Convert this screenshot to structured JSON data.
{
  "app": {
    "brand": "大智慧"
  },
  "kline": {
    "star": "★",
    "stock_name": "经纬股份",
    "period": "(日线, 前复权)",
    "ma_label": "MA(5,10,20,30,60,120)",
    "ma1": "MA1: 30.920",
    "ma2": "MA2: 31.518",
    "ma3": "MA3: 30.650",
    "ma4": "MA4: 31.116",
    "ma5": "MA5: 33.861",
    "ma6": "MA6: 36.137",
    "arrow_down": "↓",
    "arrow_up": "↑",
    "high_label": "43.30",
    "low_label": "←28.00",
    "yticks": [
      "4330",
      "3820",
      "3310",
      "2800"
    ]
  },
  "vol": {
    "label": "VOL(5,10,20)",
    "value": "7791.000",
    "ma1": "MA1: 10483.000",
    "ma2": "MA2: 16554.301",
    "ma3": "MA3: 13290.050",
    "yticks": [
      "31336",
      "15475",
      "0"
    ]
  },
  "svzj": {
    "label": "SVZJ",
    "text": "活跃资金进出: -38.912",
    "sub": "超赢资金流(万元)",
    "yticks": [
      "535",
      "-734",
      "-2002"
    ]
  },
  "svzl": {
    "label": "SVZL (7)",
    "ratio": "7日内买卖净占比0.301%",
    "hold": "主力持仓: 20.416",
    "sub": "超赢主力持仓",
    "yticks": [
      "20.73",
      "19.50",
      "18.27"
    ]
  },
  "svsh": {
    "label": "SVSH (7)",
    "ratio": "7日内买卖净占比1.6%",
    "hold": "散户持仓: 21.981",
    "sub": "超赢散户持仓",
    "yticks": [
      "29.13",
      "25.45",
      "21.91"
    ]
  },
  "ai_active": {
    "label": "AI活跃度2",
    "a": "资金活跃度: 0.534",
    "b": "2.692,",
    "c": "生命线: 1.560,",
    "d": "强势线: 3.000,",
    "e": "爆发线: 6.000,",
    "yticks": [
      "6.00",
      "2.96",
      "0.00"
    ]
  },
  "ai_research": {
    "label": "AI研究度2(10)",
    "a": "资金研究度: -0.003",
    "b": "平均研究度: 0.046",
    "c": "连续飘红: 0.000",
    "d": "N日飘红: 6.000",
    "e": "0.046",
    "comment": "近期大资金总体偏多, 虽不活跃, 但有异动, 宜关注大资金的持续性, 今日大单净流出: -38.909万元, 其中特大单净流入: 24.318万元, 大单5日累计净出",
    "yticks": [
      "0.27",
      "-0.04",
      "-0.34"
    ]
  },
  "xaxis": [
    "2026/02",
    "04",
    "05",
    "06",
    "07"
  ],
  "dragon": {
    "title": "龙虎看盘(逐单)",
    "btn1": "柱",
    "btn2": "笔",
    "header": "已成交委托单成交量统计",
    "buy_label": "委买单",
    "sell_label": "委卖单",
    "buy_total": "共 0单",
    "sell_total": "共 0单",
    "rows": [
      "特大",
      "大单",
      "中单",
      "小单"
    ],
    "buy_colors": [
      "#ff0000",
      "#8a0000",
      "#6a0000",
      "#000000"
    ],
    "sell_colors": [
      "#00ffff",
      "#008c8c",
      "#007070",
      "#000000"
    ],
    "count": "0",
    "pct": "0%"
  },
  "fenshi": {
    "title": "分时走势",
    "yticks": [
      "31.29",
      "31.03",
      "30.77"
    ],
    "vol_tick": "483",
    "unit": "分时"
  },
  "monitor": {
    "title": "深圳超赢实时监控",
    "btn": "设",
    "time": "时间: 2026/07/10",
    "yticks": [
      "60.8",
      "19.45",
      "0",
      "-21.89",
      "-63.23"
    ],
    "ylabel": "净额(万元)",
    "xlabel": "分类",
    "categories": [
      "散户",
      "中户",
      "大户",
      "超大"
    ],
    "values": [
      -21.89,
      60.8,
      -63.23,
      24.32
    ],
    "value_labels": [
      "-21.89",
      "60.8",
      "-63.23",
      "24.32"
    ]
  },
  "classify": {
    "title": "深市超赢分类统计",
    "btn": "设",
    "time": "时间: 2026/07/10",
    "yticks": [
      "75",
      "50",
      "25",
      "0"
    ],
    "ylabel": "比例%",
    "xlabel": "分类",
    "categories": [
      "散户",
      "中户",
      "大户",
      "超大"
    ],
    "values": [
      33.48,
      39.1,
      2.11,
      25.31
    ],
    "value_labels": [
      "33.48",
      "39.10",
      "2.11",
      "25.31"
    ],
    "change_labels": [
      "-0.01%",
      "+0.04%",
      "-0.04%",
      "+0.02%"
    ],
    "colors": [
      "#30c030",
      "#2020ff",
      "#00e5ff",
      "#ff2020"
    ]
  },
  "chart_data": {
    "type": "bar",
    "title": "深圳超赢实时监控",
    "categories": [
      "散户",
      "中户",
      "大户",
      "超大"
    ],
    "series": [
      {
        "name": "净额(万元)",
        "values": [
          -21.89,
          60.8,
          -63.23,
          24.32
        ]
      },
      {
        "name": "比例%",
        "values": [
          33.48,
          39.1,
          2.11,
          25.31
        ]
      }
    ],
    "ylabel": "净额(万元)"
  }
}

#### [THE REQUEST]
Each line in the material above must be retyped without alteration.

#### [IN RESPONSE]
Convert this screenshot to structured JSON data.
{
  "app": {
    "brand": "大智慧"
  },
  "kline": {
    "star": "★",
    "stock_name": "经纬股份",
    "period": "(日线, 前复权)",
    "ma_label": "MA(5,10,20,30,60,120)",
    "ma1": "MA1: 30.920",
    "ma2": "MA2: 31.518",
    "ma3": "MA3: 30.650",
    "ma4": "MA4: 31.116",
    "ma5": "MA5: 33.861",
    "ma6": "MA6: 36.137",
    "arrow_down": "↓",
    "arrow_up": "↑",
    "high_label": "43.30",
    "low_label": "←28.00",
    "yticks": [
      "4330",
      "3820",
      "3310",
      "2800"
    ]
  },
  "vol": {
    "label": "VOL(5,10,20)",
    "value": "7791.000",
    "ma1": "MA1: 10483.000",
    "ma2": "MA2: 16554.301",
    "ma3": "MA3: 13290.050",
    "yticks": [
      "31336",
      "15475",
      "0"
    ]
  },
  "svzj": {
    "label": "SVZJ",
    "text": "活跃资金进出: -38.912",
    "sub": "超赢资金流(万元)",
    "yticks": [
      "535",
      "-734",
      "-2002"
    ]
  },
  "svzl": {
    "label": "SVZL (7)",
    "ratio": "7日内买卖净占比0.301%",
    "hold": "主力持仓: 20.416",
    "sub": "超赢主力持仓",
    "yticks": [
      "20.73",
      "19.50",
      "18.27"
    ]
  },
  "svsh": {
    "label": "SVSH (7)",
    "ratio": "7日内买卖净占比1.6%",
    "hold": "散户持仓: 21.981",
    "sub": "超赢散户持仓",
    "yticks": [
      "29.13",
      "25.45",
      "21.91"
    ]
  },
  "ai_active": {
    "label": "AI活跃度2",
    "a": "资金活跃度: 0.534",
    "b": "2.692,",
    "c": "生命线: 1.560,",
    "d": "强势线: 3.000,",
    "e": "爆发线: 6.000,",
    "yticks": [
      "6.00",
      "2.96",
      "0.00"
    ]
  },
  "ai_research": {
    "label": "AI研究度2(10)",
    "a": "资金研究度: -0.003",
    "b": "平均研究度: 0.046",
    "c": "连续飘红: 0.000",
    "d": "N日飘红: 6.000",
    "e": "0.046",
    "comment": "近期大资金总体偏多, 虽不活跃, 但有异动, 宜关注大资金的持续性, 今日大单净流出: -38.909万元, 其中特大单净流入: 24.318万元, 大单5日累计净出",
    "yticks": [
      "0.27",
      "-0.04",
      "-0.34"
    ]
  },
  "xaxis": [
    "2026/02",
    "04",
    "05",
    "06",
    "07"
  ],
  "dragon": {
    "title": "龙虎看盘(逐单)",
    "btn1": "柱",
    "btn2": "笔",
    "header": "已成交委托单成交量统计",
    "buy_label": "委买单",
    "sell_label": "委卖单",
    "buy_total": "共 0单",
    "sell_total": "共 0单",
    "rows": [
      "特大",
      "大单",
      "中单",
      "小单"
    ],
    "buy_colors": [
      "#ff0000",
      "#8a0000",
      "#6a0000",
      "#000000"
    ],
    "sell_colors": [
      "#00ffff",
      "#008c8c",
      "#007070",
      "#000000"
    ],
    "count": "0",
    "pct": "0%"
  },
  "fenshi": {
    "title": "分时走势",
    "yticks": [
      "31.29",
      "31.03",
      "30.77"
    ],
    "vol_tick": "483",
    "unit": "分时"
  },
  "monitor": {
    "title": "深圳超赢实时监控",
    "btn": "设",
    "time": "时间: 2026/07/10",
    "yticks": [
      "60.8",
      "19.45",
      "0",
      "-21.89",
      "-63.23"
    ],
    "ylabel": "净额(万元)",
    "xlabel": "分类",
    "categories": [
      "散户",
      "中户",
      "大户",
      "超大"
    ],
    "values": [
      -21.89,
      60.8,
      -63.23,
      24.32
    ],
    "value_labels": [
      "-21.89",
      "60.8",
      "-63.23",
      "24.32"
    ]
  },
  "classify": {
    "title": "深市超赢分类统计",
    "btn": "设",
    "time": "时间: 2026/07/10",
    "yticks": [
      "75",
      "50",
      "25",
      "0"
    ],
    "ylabel": "比例%",
    "xlabel": "分类",
    "categories": [
      "散户",
      "中户",
      "大户",
      "超大"
    ],
    "values": [
      33.48,
      39.1,
      2.11,
      25.31
    ],
    "value_labels": [
      "33.48",
      "39.10",
      "2.11",
      "25.31"
    ],
    "change_labels": [
      "-0.01%",
      "+0.04%",
      "-0.04%",
      "+0.02%"
    ],
    "colors": [
      "#30c030",
      "#2020ff",
      "#00e5ff",
      "#ff2020"
    ]
  },
  "chart_data": {
    "type": "bar",
    "title": "深圳超赢实时监控",
    "categories": [
      "散户",
      "中户",
      "大户",
      "超大"
    ],
    "series": [
      {
        "name": "净额(万元)",
        "values": [
          -21.89,
          60.8,
          -63.23,
          24.32
        ]
      },
      {
        "name": "比例%",
        "values": [
          33.48,
          39.1,
          2.11,
          25.31
        ]
      }
    ],
    "ylabel": "净额(万元)"
  }
}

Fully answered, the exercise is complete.